- **GIVEN DATA**:
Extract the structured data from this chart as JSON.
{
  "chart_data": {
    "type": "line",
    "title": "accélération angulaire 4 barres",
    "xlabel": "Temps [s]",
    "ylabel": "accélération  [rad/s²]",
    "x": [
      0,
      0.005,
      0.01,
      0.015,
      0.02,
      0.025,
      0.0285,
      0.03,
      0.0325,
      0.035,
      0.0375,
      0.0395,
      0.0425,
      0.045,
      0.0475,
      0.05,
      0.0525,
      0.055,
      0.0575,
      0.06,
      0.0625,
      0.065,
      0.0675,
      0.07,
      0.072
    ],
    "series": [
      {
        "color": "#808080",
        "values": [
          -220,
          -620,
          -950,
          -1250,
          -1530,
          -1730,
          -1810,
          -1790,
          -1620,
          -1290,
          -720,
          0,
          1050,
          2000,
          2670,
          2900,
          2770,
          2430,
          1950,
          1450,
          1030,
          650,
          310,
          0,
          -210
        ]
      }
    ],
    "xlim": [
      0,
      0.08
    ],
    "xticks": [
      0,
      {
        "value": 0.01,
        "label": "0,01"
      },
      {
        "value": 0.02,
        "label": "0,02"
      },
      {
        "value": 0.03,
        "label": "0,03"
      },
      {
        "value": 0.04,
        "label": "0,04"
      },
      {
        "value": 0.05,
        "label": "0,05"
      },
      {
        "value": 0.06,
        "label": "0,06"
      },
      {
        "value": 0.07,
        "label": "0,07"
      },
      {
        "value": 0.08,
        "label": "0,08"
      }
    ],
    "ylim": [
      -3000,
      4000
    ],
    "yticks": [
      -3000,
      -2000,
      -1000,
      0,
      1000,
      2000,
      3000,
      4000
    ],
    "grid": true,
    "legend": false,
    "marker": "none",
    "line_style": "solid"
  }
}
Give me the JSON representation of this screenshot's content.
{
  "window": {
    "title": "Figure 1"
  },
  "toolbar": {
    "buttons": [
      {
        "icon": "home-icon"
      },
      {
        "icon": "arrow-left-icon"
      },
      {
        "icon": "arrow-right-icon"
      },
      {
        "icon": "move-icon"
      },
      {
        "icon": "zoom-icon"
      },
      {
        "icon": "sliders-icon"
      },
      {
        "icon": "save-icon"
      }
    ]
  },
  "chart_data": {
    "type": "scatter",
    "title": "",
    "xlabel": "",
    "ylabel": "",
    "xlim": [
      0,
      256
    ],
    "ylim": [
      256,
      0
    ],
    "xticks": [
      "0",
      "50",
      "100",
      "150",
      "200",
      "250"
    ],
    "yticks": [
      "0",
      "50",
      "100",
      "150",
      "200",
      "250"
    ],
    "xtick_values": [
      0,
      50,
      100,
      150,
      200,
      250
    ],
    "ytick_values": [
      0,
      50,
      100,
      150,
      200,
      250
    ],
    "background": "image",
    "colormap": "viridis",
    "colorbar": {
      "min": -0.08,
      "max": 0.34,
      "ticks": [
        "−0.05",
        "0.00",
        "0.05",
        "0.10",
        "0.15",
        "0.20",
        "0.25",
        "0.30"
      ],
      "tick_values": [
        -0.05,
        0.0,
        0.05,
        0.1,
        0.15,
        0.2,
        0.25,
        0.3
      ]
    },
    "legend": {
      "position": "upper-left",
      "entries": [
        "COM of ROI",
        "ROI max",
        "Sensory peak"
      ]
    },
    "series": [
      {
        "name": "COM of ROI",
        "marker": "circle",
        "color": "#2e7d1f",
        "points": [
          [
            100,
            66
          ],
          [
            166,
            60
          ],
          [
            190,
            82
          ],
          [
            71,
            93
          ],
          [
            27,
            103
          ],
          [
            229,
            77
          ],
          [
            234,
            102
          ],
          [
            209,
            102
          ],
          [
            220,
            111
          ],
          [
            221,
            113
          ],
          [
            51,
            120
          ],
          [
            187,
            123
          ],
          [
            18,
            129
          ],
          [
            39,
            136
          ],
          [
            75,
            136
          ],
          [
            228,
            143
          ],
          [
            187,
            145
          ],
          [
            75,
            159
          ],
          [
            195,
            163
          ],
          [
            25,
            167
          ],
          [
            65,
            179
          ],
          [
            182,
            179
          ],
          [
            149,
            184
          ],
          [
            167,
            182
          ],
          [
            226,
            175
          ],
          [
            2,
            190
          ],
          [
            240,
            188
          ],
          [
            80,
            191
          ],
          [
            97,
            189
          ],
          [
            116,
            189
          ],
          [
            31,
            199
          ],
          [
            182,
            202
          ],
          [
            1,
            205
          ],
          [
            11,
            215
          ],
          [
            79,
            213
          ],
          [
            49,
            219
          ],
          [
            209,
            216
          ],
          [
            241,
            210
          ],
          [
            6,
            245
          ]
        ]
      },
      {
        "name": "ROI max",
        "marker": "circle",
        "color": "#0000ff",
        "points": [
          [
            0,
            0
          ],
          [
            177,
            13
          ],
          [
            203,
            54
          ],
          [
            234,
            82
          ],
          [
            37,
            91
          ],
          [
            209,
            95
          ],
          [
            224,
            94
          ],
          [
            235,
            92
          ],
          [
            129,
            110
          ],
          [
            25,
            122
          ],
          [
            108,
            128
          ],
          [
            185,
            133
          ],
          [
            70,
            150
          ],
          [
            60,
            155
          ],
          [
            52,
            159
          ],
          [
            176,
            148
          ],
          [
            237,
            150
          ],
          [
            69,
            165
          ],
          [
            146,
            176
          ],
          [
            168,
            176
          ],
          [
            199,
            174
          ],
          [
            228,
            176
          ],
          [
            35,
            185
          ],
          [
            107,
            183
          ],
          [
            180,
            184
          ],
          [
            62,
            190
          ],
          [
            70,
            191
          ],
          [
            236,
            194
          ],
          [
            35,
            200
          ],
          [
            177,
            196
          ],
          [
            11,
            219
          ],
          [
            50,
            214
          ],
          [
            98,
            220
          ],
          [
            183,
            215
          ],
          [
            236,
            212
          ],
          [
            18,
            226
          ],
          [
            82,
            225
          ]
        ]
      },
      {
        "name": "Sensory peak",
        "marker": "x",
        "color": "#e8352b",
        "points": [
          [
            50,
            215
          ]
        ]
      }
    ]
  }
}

- **WHAT IS BEING ASKED**:
The records above are to be repeated exactly, in their entirety.

- **EXERCISE OUTPUT**:
Extract the structured data from this chart as JSON.
{
  "chart_data": {
    "type": "line",
    "title": "accélération angulaire 4 barres",
    "xlabel": "Temps [s]",
    "ylabel": "accélération  [rad/s²]",
    "x": [
      0,
      0.005,
      0.01,
      0.015,
      0.02,
      0.025,
      0.0285,
      0.03,
      0.0325,
      0.035,
      0.0375,
      0.0395,
      0.0425,
      0.045,
      0.0475,
      0.05,
      0.0525,
      0.055,
      0.0575,
      0.06,
      0.0625,
      0.065,
      0.0675,
      0.07,
      0.072
    ],
    "series": [
      {
        "color": "#808080",
        "values": [
          -220,
          -620,
          -950,
          -1250,
          -1530,
          -1730,
          -1810,
          -1790,
          -1620,
          -1290,
          -720,
          0,
          1050,
          2000,
          2670,
          2900,
          2770,
          2430,
          1950,
          1450,
          1030,
          650,
          310,
          0,
          -210
        ]
      }
    ],
    "xlim": [
      0,
      0.08
    ],
    "xticks": [
      0,
      {
        "value": 0.01,
        "label": "0,01"
      },
      {
        "value": 0.02,
        "label": "0,02"
      },
      {
        "value": 0.03,
        "label": "0,03"
      },
      {
        "value": 0.04,
        "label": "0,04"
      },
      {
        "value": 0.05,
        "label": "0,05"
      },
      {
        "value": 0.06,
        "label": "0,06"
      },
      {
        "value": 0.07,
        "label": "0,07"
      },
      {
        "value": 0.08,
        "label": "0,08"
      }
    ],
    "ylim": [
      -3000,
      4000
    ],
    "yticks": [
      -3000,
      -2000,
      -1000,
      0,
      1000,
      2000,
      3000,
      4000
    ],
    "grid": true,
    "legend": false,
    "marker": "none",
    "line_style": "solid"
  }
}
Give me the JSON representation of this screenshot's content.
{
  "window": {
    "title": "Figure 1"
  },
  "toolbar": {
    "buttons": [
      {
        "icon": "home-icon"
      },
      {
        "icon": "arrow-left-icon"
      },
      {
        "icon": "arrow-right-icon"
      },
      {
        "icon": "move-icon"
      },
      {
        "icon": "zoom-icon"
      },
      {
        "icon": "sliders-icon"
      },
      {
        "icon": "save-icon"
      }
    ]
  },
  "chart_data": {
    "type": "scatter",
    "title": "",
    "xlabel": "",
    "ylabel": "",
    "xlim": [
      0,
      256
    ],
    "ylim": [
      256,
      0
    ],
    "xticks": [
      "0",
      "50",
      "100",
      "150",
      "200",
      "250"
    ],
    "yticks": [
      "0",
      "50",
      "100",
      "150",
      "200",
      "250"
    ],
    "xtick_values": [
      0,
      50,
      100,
      150,
      200,
      250
    ],
    "ytick_values": [
      0,
      50,
      100,
      150,
      200,
      250
    ],
    "background": "image",
    "colormap": "viridis",
    "colorbar": {
      "min": -0.08,
      "max": 0.34,
      "ticks": [
        "−0.05",
        "0.00",
        "0.05",
        "0.10",
        "0.15",
        "0.20",
        "0.25",
        "0.30"
      ],
      "tick_values": [
        -0.05,
        0.0,
        0.05,
        0.1,
        0.15,
        0.2,
        0.25,
        0.3
      ]
    },
    "legend": {
      "position": "upper-left",
      "entries": [
        "COM of ROI",
        "ROI max",
        "Sensory peak"
      ]
    },
    "series": [
      {
        "name": "COM of ROI",
        "marker": "circle",
        "color": "#2e7d1f",
        "points": [
          [
            100,
            66
          ],
          [
            166,
            60
          ],
          [
            190,
            82
          ],
          [
            71,
            93
          ],
          [
            27,
            103
          ],
          [
            229,
            77
          ],
          [
            234,
            102
          ],
          [
            209,
            102
          ],
          [
            220,
            111
          ],
          [
            221,
            113
          ],
          [
            51,
            120
          ],
          [
            187,
            123
          ],
          [
            18,
            129
          ],
          [
            39,
            136
          ],
          [
            75,
            136
          ],
          [
            228,
            143
          ],
          [
            187,
            145
          ],
          [
            75,
            159
          ],
          [
            195,
            163
          ],
          [
            25,
            167
          ],
          [
            65,
            179
          ],
          [
            182,
            179
          ],
          [
            149,
            184
          ],
          [
            167,
            182
          ],
          [
            226,
            175
          ],
          [
            2,
            190
          ],
          [
            240,
            188
          ],
          [
            80,
            191
          ],
          [
            97,
            189
          ],
          [
            116,
            189
          ],
          [
            31,
            199
          ],
          [
            182,
            202
          ],
          [
            1,
            205
          ],
          [
            11,
            215
          ],
          [
            79,
            213
          ],
          [
            49,
            219
          ],
          [
            209,
            216
          ],
          [
            241,
            210
          ],
          [
            6,
            245
          ]
        ]
      },
      {
        "name": "ROI max",
        "marker": "circle",
        "color": "#0000ff",
        "points": [
          [
            0,
            0
          ],
          [
            177,
            13
          ],
          [
            203,
            54
          ],
          [
            234,
            82
          ],
          [
            37,
            91
          ],
          [
            209,
            95
          ],
          [
            224,
            94
          ],
          [
            235,
            92
          ],
          [
            129,
            110
          ],
          [
            25,
            122
          ],
          [
            108,
            128
          ],
          [
            185,
            133
          ],
          [
            70,
            150
          ],
          [
            60,
            155
          ],
          [
            52,
            159
          ],
          [
            176,
            148
          ],
          [
            237,
            150
          ],
          [
            69,
            165
          ],
          [
            146,
            176
          ],
          [
            168,
            176
          ],
          [
            199,
            174
          ],
          [
            228,
            176
          ],
          [
            35,
            185
          ],
          [
            107,
            183
          ],
          [
            180,
            184
          ],
          [
            62,
            190
          ],
          [
            70,
            191
          ],
          [
            236,
            194
          ],
          [
            35,
            200
          ],
          [
            177,
            196
          ],
          [
            11,
            219
          ],
          [
            50,
            214
          ],
          [
            98,
            220
          ],
          [
            183,
            215
          ],
          [
            236,
            212
          ],
          [
            18,
            226
          ],
          [
            82,
            225
          ]
        ]
      },
      {
        "name": "Sensory peak",
        "marker": "x",
        "color": "#e8352b",
        "points": [
          [
            50,
            215
          ]
        ]
      }
    ]
  }
}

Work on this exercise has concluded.